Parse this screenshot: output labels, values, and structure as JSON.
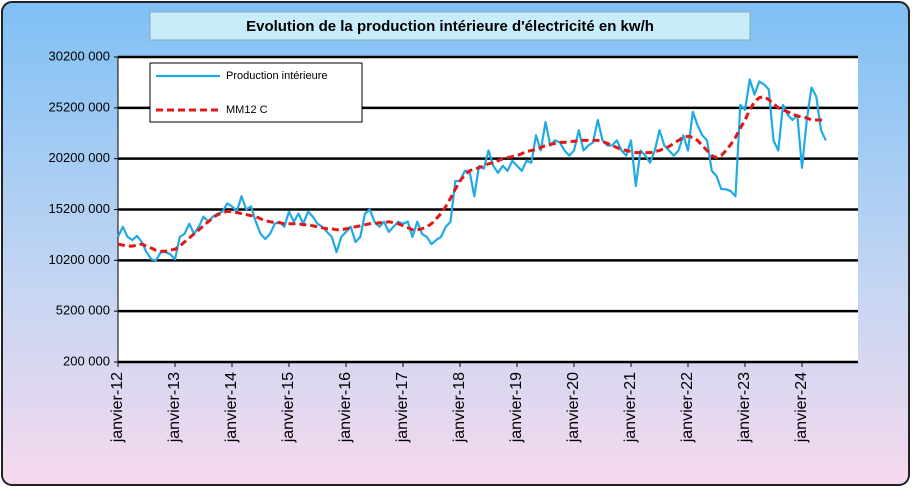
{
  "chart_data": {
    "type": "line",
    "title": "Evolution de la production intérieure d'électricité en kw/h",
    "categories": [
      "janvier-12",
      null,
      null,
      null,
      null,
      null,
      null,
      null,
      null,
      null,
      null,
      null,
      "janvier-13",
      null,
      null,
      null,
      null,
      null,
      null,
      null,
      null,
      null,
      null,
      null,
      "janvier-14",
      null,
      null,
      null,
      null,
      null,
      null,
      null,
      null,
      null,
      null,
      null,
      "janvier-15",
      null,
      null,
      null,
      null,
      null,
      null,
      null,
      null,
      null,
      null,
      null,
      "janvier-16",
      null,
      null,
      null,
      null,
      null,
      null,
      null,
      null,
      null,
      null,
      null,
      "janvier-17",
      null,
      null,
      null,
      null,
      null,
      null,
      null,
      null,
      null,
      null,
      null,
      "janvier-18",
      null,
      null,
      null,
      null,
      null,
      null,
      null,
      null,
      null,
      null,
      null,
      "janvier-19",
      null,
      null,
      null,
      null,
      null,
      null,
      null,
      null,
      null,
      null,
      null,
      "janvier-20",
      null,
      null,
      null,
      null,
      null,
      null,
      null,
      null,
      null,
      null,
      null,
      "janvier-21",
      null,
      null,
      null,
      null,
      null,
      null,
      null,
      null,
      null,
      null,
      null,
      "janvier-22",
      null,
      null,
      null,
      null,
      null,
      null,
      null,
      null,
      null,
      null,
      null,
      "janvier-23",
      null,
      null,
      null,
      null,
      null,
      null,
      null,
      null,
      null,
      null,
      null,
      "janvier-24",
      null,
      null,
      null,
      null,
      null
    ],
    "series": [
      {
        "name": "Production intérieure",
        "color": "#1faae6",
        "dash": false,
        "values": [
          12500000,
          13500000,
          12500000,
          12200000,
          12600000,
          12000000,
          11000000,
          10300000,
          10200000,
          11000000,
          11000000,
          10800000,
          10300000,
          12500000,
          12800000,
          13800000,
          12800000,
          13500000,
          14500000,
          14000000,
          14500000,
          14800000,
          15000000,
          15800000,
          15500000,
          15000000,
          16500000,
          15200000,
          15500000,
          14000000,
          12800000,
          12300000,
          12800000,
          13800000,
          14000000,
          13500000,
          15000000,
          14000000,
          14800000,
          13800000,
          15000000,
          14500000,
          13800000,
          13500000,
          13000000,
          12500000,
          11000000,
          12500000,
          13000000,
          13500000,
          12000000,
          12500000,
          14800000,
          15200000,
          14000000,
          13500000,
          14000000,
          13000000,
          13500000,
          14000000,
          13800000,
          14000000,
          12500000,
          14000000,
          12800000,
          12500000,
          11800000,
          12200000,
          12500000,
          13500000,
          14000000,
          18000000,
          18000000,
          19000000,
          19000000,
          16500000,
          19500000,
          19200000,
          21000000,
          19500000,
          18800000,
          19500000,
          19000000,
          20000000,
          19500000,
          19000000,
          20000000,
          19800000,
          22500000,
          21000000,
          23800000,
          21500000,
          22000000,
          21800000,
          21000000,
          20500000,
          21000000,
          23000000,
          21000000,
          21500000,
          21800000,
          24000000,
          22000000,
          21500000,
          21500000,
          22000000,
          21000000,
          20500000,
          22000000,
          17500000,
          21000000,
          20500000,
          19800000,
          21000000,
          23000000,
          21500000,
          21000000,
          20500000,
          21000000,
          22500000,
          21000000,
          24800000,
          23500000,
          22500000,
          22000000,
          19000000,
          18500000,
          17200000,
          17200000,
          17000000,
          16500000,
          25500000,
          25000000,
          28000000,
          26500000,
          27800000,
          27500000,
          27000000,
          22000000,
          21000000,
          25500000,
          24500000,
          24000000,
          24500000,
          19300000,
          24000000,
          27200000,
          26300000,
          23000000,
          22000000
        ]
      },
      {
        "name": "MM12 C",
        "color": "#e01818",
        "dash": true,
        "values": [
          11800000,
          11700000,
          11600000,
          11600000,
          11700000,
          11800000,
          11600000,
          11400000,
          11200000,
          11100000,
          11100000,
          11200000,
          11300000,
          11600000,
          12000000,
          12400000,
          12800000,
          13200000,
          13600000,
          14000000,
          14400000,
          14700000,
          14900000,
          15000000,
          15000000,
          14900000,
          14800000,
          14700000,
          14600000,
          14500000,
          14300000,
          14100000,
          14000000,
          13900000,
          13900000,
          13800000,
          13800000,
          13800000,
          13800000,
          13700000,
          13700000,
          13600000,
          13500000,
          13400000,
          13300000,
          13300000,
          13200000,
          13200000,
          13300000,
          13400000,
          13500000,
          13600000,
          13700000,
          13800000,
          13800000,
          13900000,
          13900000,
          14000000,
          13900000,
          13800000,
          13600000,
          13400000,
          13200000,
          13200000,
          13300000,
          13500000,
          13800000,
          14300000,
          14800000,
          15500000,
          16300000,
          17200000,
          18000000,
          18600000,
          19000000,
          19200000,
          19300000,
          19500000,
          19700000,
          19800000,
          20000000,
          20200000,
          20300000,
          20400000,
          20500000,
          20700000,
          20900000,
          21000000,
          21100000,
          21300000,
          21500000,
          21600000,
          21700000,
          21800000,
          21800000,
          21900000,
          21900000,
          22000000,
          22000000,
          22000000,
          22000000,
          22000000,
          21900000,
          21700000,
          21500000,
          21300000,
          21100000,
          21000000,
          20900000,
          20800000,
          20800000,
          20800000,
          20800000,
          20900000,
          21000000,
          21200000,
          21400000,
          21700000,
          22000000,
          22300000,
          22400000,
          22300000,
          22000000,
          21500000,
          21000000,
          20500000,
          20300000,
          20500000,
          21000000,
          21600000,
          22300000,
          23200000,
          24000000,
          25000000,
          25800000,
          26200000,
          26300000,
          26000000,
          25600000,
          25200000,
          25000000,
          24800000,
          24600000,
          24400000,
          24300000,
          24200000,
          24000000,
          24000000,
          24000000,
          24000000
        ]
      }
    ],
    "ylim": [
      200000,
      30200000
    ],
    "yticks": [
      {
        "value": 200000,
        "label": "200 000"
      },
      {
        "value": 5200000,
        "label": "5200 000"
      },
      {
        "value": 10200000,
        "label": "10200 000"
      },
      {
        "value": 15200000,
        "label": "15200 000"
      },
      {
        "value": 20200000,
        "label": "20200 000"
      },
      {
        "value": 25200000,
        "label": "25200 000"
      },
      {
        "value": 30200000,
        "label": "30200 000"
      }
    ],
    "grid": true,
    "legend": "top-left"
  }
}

**What is expected**. Take the listing above and print it exactly, apart from the pictures.

**Solution to this problem**.
Parse this screenshot: output labels, values, and structure as JSON.
{
  "chart_data": {
    "type": "line",
    "title": "Evolution de la production intérieure d'électricité en kw/h",
    "categories": [
      "janvier-12",
      null,
      null,
      null,
      null,
      null,
      null,
      null,
      null,
      null,
      null,
      null,
      "janvier-13",
      null,
      null,
      null,
      null,
      null,
      null,
      null,
      null,
      null,
      null,
      null,
      "janvier-14",
      null,
      null,
      null,
      null,
      null,
      null,
      null,
      null,
      null,
      null,
      null,
      "janvier-15",
      null,
      null,
      null,
      null,
      null,
      null,
      null,
      null,
      null,
      null,
      null,
      "janvier-16",
      null,
      null,
      null,
      null,
      null,
      null,
      null,
      null,
      null,
      null,
      null,
      "janvier-17",
      null,
      null,
      null,
      null,
      null,
      null,
      null,
      null,
      null,
      null,
      null,
      "janvier-18",
      null,
      null,
      null,
      null,
      null,
      null,
      null,
      null,
      null,
      null,
      null,
      "janvier-19",
      null,
      null,
      null,
      null,
      null,
      null,
      null,
      null,
      null,
      null,
      null,
      "janvier-20",
      null,
      null,
      null,
      null,
      null,
      null,
      null,
      null,
      null,
      null,
      null,
      "janvier-21",
      null,
      null,
      null,
      null,
      null,
      null,
      null,
      null,
      null,
      null,
      null,
      "janvier-22",
      null,
      null,
      null,
      null,
      null,
      null,
      null,
      null,
      null,
      null,
      null,
      "janvier-23",
      null,
      null,
      null,
      null,
      null,
      null,
      null,
      null,
      null,
      null,
      null,
      "janvier-24",
      null,
      null,
      null,
      null,
      null
    ],
    "series": [
      {
        "name": "Production intérieure",
        "color": "#1faae6",
        "dash": false,
        "values": [
          12500000,
          13500000,
          12500000,
          12200000,
          12600000,
          12000000,
          11000000,
          10300000,
          10200000,
          11000000,
          11000000,
          10800000,
          10300000,
          12500000,
          12800000,
          13800000,
          12800000,
          13500000,
          14500000,
          14000000,
          14500000,
          14800000,
          15000000,
          15800000,
          15500000,
          15000000,
          16500000,
          15200000,
          15500000,
          14000000,
          12800000,
          12300000,
          12800000,
          13800000,
          14000000,
          13500000,
          15000000,
          14000000,
          14800000,
          13800000,
          15000000,
          14500000,
          13800000,
          13500000,
          13000000,
          12500000,
          11000000,
          12500000,
          13000000,
          13500000,
          12000000,
          12500000,
          14800000,
          15200000,
          14000000,
          13500000,
          14000000,
          13000000,
          13500000,
          14000000,
          13800000,
          14000000,
          12500000,
          14000000,
          12800000,
          12500000,
          11800000,
          12200000,
          12500000,
          13500000,
          14000000,
          18000000,
          18000000,
          19000000,
          19000000,
          16500000,
          19500000,
          19200000,
          21000000,
          19500000,
          18800000,
          19500000,
          19000000,
          20000000,
          19500000,
          19000000,
          20000000,
          19800000,
          22500000,
          21000000,
          23800000,
          21500000,
          22000000,
          21800000,
          21000000,
          20500000,
          21000000,
          23000000,
          21000000,
          21500000,
          21800000,
          24000000,
          22000000,
          21500000,
          21500000,
          22000000,
          21000000,
          20500000,
          22000000,
          17500000,
          21000000,
          20500000,
          19800000,
          21000000,
          23000000,
          21500000,
          21000000,
          20500000,
          21000000,
          22500000,
          21000000,
          24800000,
          23500000,
          22500000,
          22000000,
          19000000,
          18500000,
          17200000,
          17200000,
          17000000,
          16500000,
          25500000,
          25000000,
          28000000,
          26500000,
          27800000,
          27500000,
          27000000,
          22000000,
          21000000,
          25500000,
          24500000,
          24000000,
          24500000,
          19300000,
          24000000,
          27200000,
          26300000,
          23000000,
          22000000
        ]
      },
      {
        "name": "MM12 C",
        "color": "#e01818",
        "dash": true,
        "values": [
          11800000,
          11700000,
          11600000,
          11600000,
          11700000,
          11800000,
          11600000,
          11400000,
          11200000,
          11100000,
          11100000,
          11200000,
          11300000,
          11600000,
          12000000,
          12400000,
          12800000,
          13200000,
          13600000,
          14000000,
          14400000,
          14700000,
          14900000,
          15000000,
          15000000,
          14900000,
          14800000,
          14700000,
          14600000,
          14500000,
          14300000,
          14100000,
          14000000,
          13900000,
          13900000,
          13800000,
          13800000,
          13800000,
          13800000,
          13700000,
          13700000,
          13600000,
          13500000,
          13400000,
          13300000,
          13300000,
          13200000,
          13200000,
          13300000,
          13400000,
          13500000,
          13600000,
          13700000,
          13800000,
          13800000,
          13900000,
          13900000,
          14000000,
          13900000,
          13800000,
          13600000,
          13400000,
          13200000,
          13200000,
          13300000,
          13500000,
          13800000,
          14300000,
          14800000,
          15500000,
          16300000,
          17200000,
          18000000,
          18600000,
          19000000,
          19200000,
          19300000,
          19500000,
          19700000,
          19800000,
          20000000,
          20200000,
          20300000,
          20400000,
          20500000,
          20700000,
          20900000,
          21000000,
          21100000,
          21300000,
          21500000,
          21600000,
          21700000,
          21800000,
          21800000,
          21900000,
          21900000,
          22000000,
          22000000,
          22000000,
          22000000,
          22000000,
          21900000,
          21700000,
          21500000,
          21300000,
          21100000,
          21000000,
          20900000,
          20800000,
          20800000,
          20800000,
          20800000,
          20900000,
          21000000,
          21200000,
          21400000,
          21700000,
          22000000,
          22300000,
          22400000,
          22300000,
          22000000,
          21500000,
          21000000,
          20500000,
          20300000,
          20500000,
          21000000,
          21600000,
          22300000,
          23200000,
          24000000,
          25000000,
          25800000,
          26200000,
          26300000,
          26000000,
          25600000,
          25200000,
          25000000,
          24800000,
          24600000,
          24400000,
          24300000,
          24200000,
          24000000,
          24000000,
          24000000,
          24000000
        ]
      }
    ],
    "ylim": [
      200000,
      30200000
    ],
    "yticks": [
      {
        "value": 200000,
        "label": "200 000"
      },
      {
        "value": 5200000,
        "label": "5200 000"
      },
      {
        "value": 10200000,
        "label": "10200 000"
      },
      {
        "value": 15200000,
        "label": "15200 000"
      },
      {
        "value": 20200000,
        "label": "20200 000"
      },
      {
        "value": 25200000,
        "label": "25200 000"
      },
      {
        "value": 30200000,
        "label": "30200 000"
      }
    ],
    "grid": true,
    "legend": "top-left"
  }
}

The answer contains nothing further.